RECORDED INFORMATION —

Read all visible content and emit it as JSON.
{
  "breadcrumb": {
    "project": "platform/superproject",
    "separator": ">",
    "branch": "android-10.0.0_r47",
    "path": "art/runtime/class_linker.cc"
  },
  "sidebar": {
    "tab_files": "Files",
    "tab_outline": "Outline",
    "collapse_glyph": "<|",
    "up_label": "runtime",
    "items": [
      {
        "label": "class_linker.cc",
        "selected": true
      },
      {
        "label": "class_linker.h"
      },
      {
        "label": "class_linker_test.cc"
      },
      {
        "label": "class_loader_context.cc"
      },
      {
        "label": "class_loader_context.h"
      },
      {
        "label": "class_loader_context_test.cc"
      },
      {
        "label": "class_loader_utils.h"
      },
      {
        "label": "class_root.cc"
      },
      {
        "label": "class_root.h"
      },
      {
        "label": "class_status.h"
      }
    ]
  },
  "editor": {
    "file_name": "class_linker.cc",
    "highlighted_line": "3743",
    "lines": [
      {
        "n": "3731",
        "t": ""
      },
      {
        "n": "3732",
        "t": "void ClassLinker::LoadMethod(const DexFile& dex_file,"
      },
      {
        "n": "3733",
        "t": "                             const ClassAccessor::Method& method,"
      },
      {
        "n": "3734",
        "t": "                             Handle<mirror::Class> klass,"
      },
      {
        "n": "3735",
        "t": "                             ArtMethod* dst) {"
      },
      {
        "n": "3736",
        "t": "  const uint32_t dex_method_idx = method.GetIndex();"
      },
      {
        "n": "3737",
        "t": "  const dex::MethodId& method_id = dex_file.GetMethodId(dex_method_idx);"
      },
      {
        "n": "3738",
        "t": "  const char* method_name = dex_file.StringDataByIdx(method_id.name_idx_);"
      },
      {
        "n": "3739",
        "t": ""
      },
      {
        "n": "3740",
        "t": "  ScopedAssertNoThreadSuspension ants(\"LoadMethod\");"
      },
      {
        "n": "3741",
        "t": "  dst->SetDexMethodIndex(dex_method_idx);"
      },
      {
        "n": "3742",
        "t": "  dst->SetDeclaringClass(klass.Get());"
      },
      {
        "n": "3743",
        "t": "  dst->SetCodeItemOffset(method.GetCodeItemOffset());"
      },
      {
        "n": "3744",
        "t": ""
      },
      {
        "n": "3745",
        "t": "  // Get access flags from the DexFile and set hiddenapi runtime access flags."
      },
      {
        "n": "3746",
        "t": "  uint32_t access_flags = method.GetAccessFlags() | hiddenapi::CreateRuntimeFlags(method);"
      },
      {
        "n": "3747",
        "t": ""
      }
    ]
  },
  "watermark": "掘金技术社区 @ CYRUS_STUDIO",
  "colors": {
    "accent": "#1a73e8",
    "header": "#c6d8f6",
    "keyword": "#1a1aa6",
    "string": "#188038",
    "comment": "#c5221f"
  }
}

INSTRUCTIONS TO FOLLOW — Extract each line of the listing above, copying it word for word.

RESULT FOR THIS EXERCISE —
Read all visible content and emit it as JSON.
{
  "breadcrumb": {
    "project": "platform/superproject",
    "separator": ">",
    "branch": "android-10.0.0_r47",
    "path": "art/runtime/class_linker.cc"
  },
  "sidebar": {
    "tab_files": "Files",
    "tab_outline": "Outline",
    "collapse_glyph": "<|",
    "up_label": "runtime",
    "items": [
      {
        "label": "class_linker.cc",
        "selected": true
      },
      {
        "label": "class_linker.h"
      },
      {
        "label": "class_linker_test.cc"
      },
      {
        "label": "class_loader_context.cc"
      },
      {
        "label": "class_loader_context.h"
      },
      {
        "label": "class_loader_context_test.cc"
      },
      {
        "label": "class_loader_utils.h"
      },
      {
        "label": "class_root.cc"
      },
      {
        "label": "class_root.h"
      },
      {
        "label": "class_status.h"
      }
    ]
  },
  "editor": {
    "file_name": "class_linker.cc",
    "highlighted_line": "3743",
    "lines": [
      {
        "n": "3731",
        "t": ""
      },
      {
        "n": "3732",
        "t": "void ClassLinker::LoadMethod(const DexFile& dex_file,"
      },
      {
        "n": "3733",
        "t": "                             const ClassAccessor::Method& method,"
      },
      {
        "n": "3734",
        "t": "                             Handle<mirror::Class> klass,"
      },
      {
        "n": "3735",
        "t": "                             ArtMethod* dst) {"
      },
      {
        "n": "3736",
        "t": "  const uint32_t dex_method_idx = method.GetIndex();"
      },
      {
        "n": "3737",
        "t": "  const dex::MethodId& method_id = dex_file.GetMethodId(dex_method_idx);"
      },
      {
        "n": "3738",
        "t": "  const char* method_name = dex_file.StringDataByIdx(method_id.name_idx_);"
      },
      {
        "n": "3739",
        "t": ""
      },
      {
        "n": "3740",
        "t": "  ScopedAssertNoThreadSuspension ants(\"LoadMethod\");"
      },
      {
        "n": "3741",
        "t": "  dst->SetDexMethodIndex(dex_method_idx);"
      },
      {
        "n": "3742",
        "t": "  dst->SetDeclaringClass(klass.Get());"
      },
      {
        "n": "3743",
        "t": "  dst->SetCodeItemOffset(method.GetCodeItemOffset());"
      },
      {
        "n": "3744",
        "t": ""
      },
      {
        "n": "3745",
        "t": "  // Get access flags from the DexFile and set hiddenapi runtime access flags."
      },
      {
        "n": "3746",
        "t": "  uint32_t access_flags = method.GetAccessFlags() | hiddenapi::CreateRuntimeFlags(method);"
      },
      {
        "n": "3747",
        "t": ""
      }
    ]
  },
  "watermark": "掘金技术社区 @ CYRUS_STUDIO",
  "colors": {
    "accent": "#1a73e8",
    "header": "#c6d8f6",
    "keyword": "#1a1aa6",
    "string": "#188038",
    "comment": "#c5221f"
  }
}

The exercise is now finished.